* [DIRECTIONS FOR THIS TASK] Repeat what the lines below say, word for word, and skip every image.
— START SUPPLIED MATERIAL —
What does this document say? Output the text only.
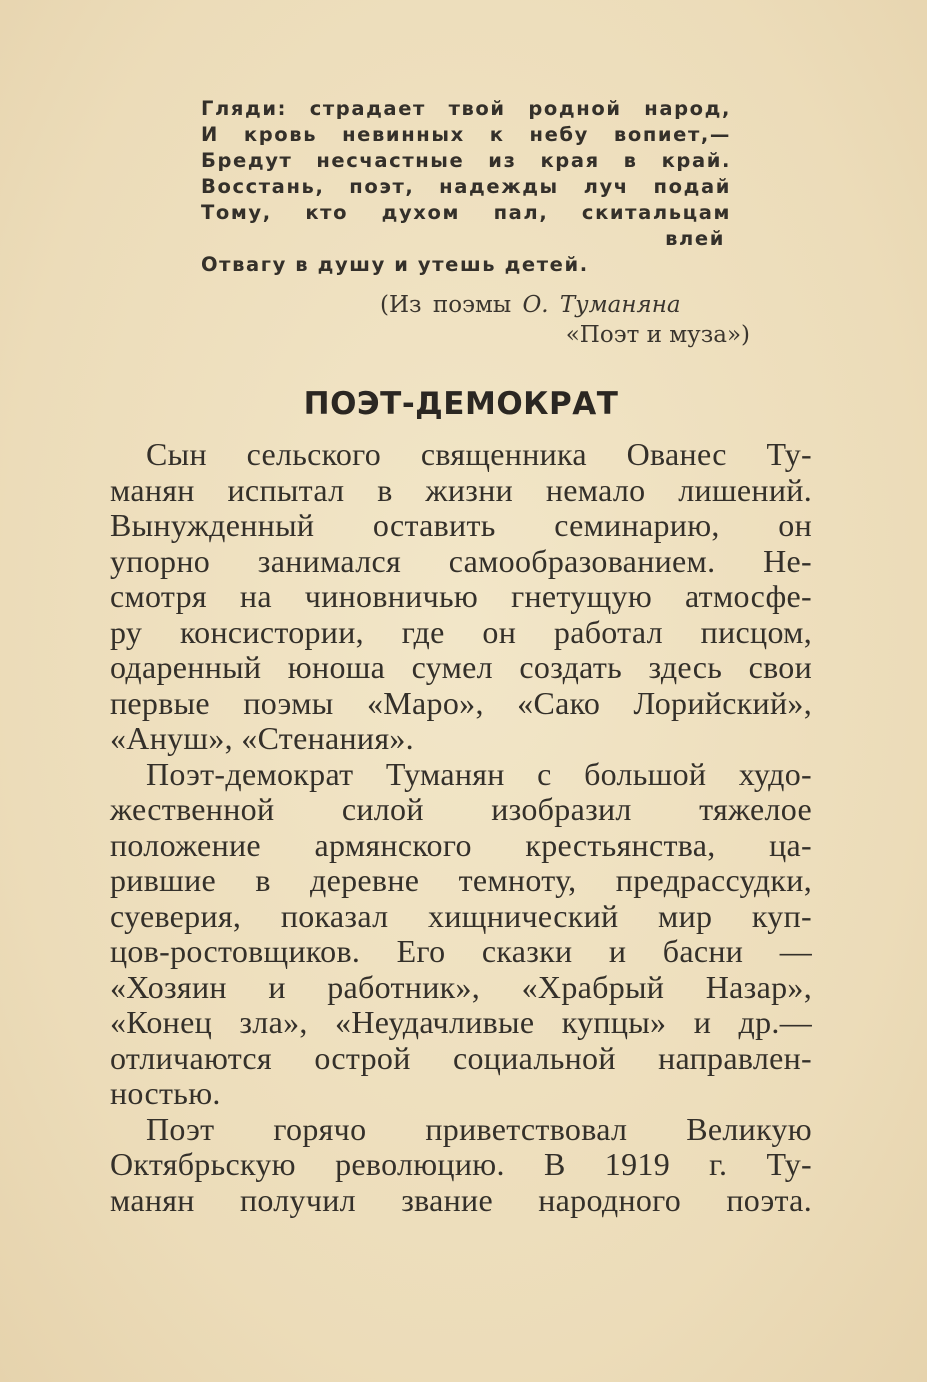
Гляди: страдает твой родной народ,
И кровь невинных к небу вопиет,—
Бредут несчастные из края в край.
Восстань, поэт, надежды луч подай
Тому, кто духом пал, скитальцам
влей
Отвагу в душу и утешь детей.
(Из поэмы О. Туманяна
«Поэт и муза»)
ПОЭТ-ДЕМОКРАТ
Сын сельского священника Ованес Ту-
манян испытал в жизни немало лишений.
Вынужденный оставить семинарию, он
упорно занимался самообразованием. Не-
смотря на чиновничью гнетущую атмосфе-
ру консистории, где он работал писцом,
одаренный юноша сумел создать здесь свои
первые поэмы «Маро», «Сако Лорийский»,
«Ануш», «Стенания».
Поэт-демократ Туманян с большой худо-
жественной силой изобразил тяжелое
положение армянского крестьянства, ца-
рившие в деревне темноту, предрассудки,
суеверия, показал хищнический мир куп-
цов-ростовщиков. Его сказки и басни —
«Хозяин и работник», «Храбрый Назар»,
«Конец зла», «Неудачливые купцы» и др.—
отличаются острой социальной направлен-
ностью.
Поэт горячо приветствовал Великую
Октябрьскую революцию. В 1919 г. Ту-
манян получил звание народного поэта.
— END SUPPLIED MATERIAL —
* [SOLUTION FOR THIS EXERCISE]
What does this document say? Output the text only.
Гляди: страдает твой родной народ,
И кровь невинных к небу вопиет,—
Бредут несчастные из края в край.
Восстань, поэт, надежды луч подай
Тому, кто духом пал, скитальцам
влей
Отвагу в душу и утешь детей.
(Из поэмы О. Туманяна
«Поэт и муза»)
ПОЭТ-ДЕМОКРАТ
Сын сельского священника Ованес Ту-
манян испытал в жизни немало лишений.
Вынужденный оставить семинарию, он
упорно занимался самообразованием. Не-
смотря на чиновничью гнетущую атмосфе-
ру консистории, где он работал писцом,
одаренный юноша сумел создать здесь свои
первые поэмы «Маро», «Сако Лорийский»,
«Ануш», «Стенания».
Поэт-демократ Туманян с большой худо-
жественной силой изобразил тяжелое
положение армянского крестьянства, ца-
рившие в деревне темноту, предрассудки,
суеверия, показал хищнический мир куп-
цов-ростовщиков. Его сказки и басни —
«Хозяин и работник», «Храбрый Назар»,
«Конец зла», «Неудачливые купцы» и др.—
отличаются острой социальной направлен-
ностью.
Поэт горячо приветствовал Великую
Октябрьскую революцию. В 1919 г. Ту-
манян получил звание народного поэта.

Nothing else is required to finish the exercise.